REQUIREMENT: Select and reproduce each line of the listing below that bears the string "Bibliography".

EXERCISE MATERIAL:
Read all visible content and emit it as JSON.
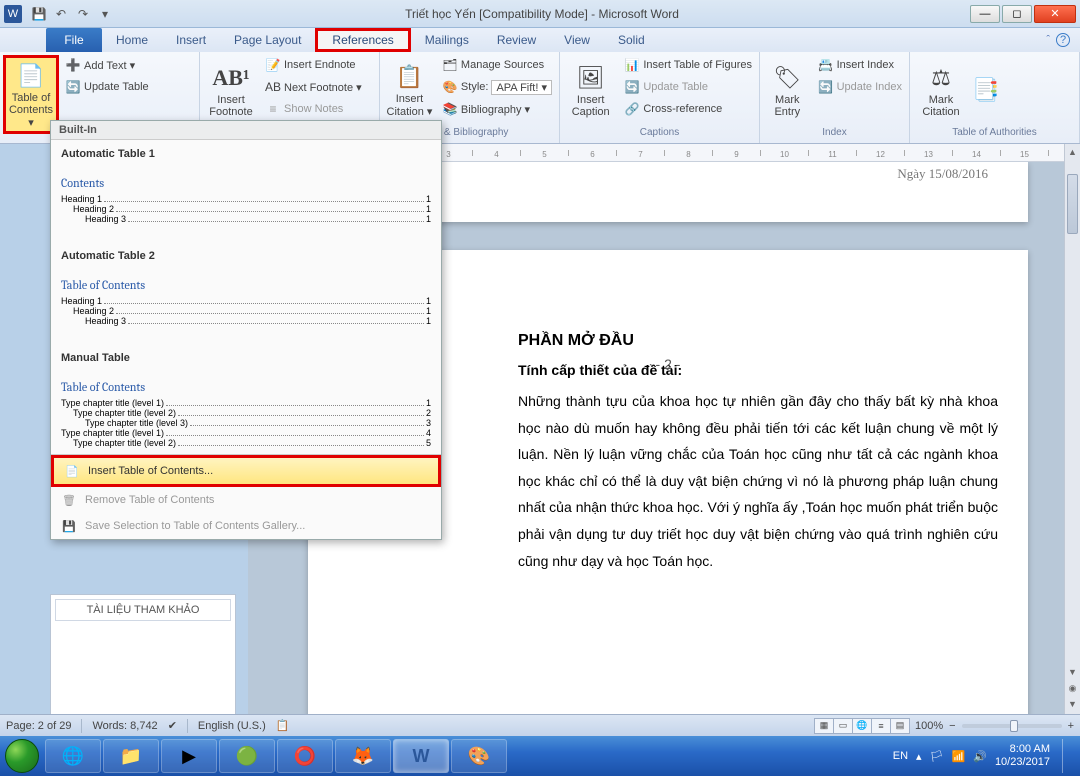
{
  "titlebar": {
    "app_icon_letter": "W",
    "title": "Triết học Yến [Compatibility Mode] - Microsoft Word"
  },
  "tabs": {
    "file": "File",
    "items": [
      "Home",
      "Insert",
      "Page Layout",
      "References",
      "Mailings",
      "Review",
      "View",
      "Solid"
    ],
    "active": "References"
  },
  "ribbon": {
    "toc": {
      "big": "Table of Contents ▾",
      "add_text": "Add Text ▾",
      "update": "Update Table"
    },
    "footnotes": {
      "big": "Insert Footnote",
      "ab": "AB¹",
      "endnote": "Insert Endnote",
      "next": "Next Footnote ▾",
      "show": "Show Notes",
      "label": ""
    },
    "citations": {
      "big": "Insert Citation ▾",
      "manage": "Manage Sources",
      "style_lbl": "Style:",
      "style_val": "APA Fift! ▾",
      "biblio": "Bibliography ▾",
      "label": "ns & Bibliography"
    },
    "captions": {
      "big": "Insert Caption",
      "figures": "Insert Table of Figures",
      "update": "Update Table",
      "cross": "Cross-reference",
      "label": "Captions"
    },
    "index": {
      "big": "Mark Entry",
      "insert": "Insert Index",
      "update": "Update Index",
      "label": "Index"
    },
    "authorities": {
      "big": "Mark Citation",
      "label": "Table of Authorities"
    }
  },
  "toc_panel": {
    "builtin": "Built-In",
    "auto1": {
      "title": "Automatic Table 1",
      "heading": "Contents",
      "h1": "Heading 1",
      "h2": "Heading 2",
      "h3": "Heading 3",
      "p": "1"
    },
    "auto2": {
      "title": "Automatic Table 2",
      "heading": "Table of Contents",
      "h1": "Heading 1",
      "h2": "Heading 2",
      "h3": "Heading 3",
      "p": "1"
    },
    "manual": {
      "title": "Manual Table",
      "heading": "Table of Contents",
      "l1": "Type chapter title (level 1)",
      "l2": "Type chapter title (level 2)",
      "l3": "Type chapter title (level 3)",
      "l4": "Type chapter title (level 1)",
      "l5": "Type chapter title (level 2)",
      "p1": "1",
      "p2": "2",
      "p3": "3",
      "p4": "4",
      "p5": "5"
    },
    "insert": "Insert Table of Contents...",
    "remove": "Remove Table of Contents",
    "save_sel": "Save Selection to Table of Contents Gallery..."
  },
  "navpane": {
    "item": "TÀI LIỆU THAM KHẢO"
  },
  "document": {
    "date": "Ngày 15/08/2016",
    "page_num": "- 2 -",
    "sec_title": "PHẦN  MỞ ĐẦU",
    "sub_title": "Tính cấp thiết của đề tài:",
    "body": "Những thành tựu của khoa học tự nhiên gần đây cho thấy bất kỳ nhà khoa học nào dù muốn hay không đều phải tiến tới các kết luận chung về một lý luận. Nền lý luận vững chắc của Toán học cũng như tất cả các ngành khoa học khác chỉ có thể là duy vật biện chứng vì nó là phương pháp luận chung nhất của nhận thức khoa học. Với ý nghĩa ấy ,Toán học muốn phát triển buộc phải vận dụng tư duy triết học  duy vật biện chứng vào quá trình nghiên cứu cũng như dạy và học Toán học."
  },
  "statusbar": {
    "page": "Page: 2 of 29",
    "words": "Words: 8,742",
    "lang": "English (U.S.)",
    "zoom": "100%"
  },
  "tray": {
    "lang": "EN",
    "time": "8:00 AM",
    "date": "10/23/2017"
  }
}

PROBLEM SOLUTION:
      "biblio": "Bibliography ▾",
      "label": "ns & Bibliography"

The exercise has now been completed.